• [Stated exercise] Print the complete set of entries exactly.

• [Input]
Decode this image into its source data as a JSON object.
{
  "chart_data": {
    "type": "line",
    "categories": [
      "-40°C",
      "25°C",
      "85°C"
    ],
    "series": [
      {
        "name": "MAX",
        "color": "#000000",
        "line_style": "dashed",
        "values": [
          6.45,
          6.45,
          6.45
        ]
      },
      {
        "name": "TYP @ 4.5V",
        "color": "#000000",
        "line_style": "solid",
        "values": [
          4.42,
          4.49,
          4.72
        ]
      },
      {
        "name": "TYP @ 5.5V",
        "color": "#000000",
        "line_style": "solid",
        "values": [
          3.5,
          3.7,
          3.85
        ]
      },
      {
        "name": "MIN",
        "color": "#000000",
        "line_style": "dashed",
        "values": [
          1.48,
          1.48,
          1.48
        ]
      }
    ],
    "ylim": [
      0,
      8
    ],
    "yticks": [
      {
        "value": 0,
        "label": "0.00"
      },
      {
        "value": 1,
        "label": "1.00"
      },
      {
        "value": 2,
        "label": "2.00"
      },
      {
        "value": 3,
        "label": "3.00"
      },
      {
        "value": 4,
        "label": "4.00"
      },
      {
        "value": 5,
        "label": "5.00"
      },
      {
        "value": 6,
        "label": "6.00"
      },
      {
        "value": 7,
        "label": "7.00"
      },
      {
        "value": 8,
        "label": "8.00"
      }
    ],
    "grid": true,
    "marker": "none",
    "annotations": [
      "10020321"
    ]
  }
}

• [Completed exercise]
Decode this image into its source data as a JSON object.
{
  "chart_data": {
    "type": "line",
    "categories": [
      "-40°C",
      "25°C",
      "85°C"
    ],
    "series": [
      {
        "name": "MAX",
        "color": "#000000",
        "line_style": "dashed",
        "values": [
          6.45,
          6.45,
          6.45
        ]
      },
      {
        "name": "TYP @ 4.5V",
        "color": "#000000",
        "line_style": "solid",
        "values": [
          4.42,
          4.49,
          4.72
        ]
      },
      {
        "name": "TYP @ 5.5V",
        "color": "#000000",
        "line_style": "solid",
        "values": [
          3.5,
          3.7,
          3.85
        ]
      },
      {
        "name": "MIN",
        "color": "#000000",
        "line_style": "dashed",
        "values": [
          1.48,
          1.48,
          1.48
        ]
      }
    ],
    "ylim": [
      0,
      8
    ],
    "yticks": [
      {
        "value": 0,
        "label": "0.00"
      },
      {
        "value": 1,
        "label": "1.00"
      },
      {
        "value": 2,
        "label": "2.00"
      },
      {
        "value": 3,
        "label": "3.00"
      },
      {
        "value": 4,
        "label": "4.00"
      },
      {
        "value": 5,
        "label": "5.00"
      },
      {
        "value": 6,
        "label": "6.00"
      },
      {
        "value": 7,
        "label": "7.00"
      },
      {
        "value": 8,
        "label": "8.00"
      }
    ],
    "grid": true,
    "marker": "none",
    "annotations": [
      "10020321"
    ]
  }
}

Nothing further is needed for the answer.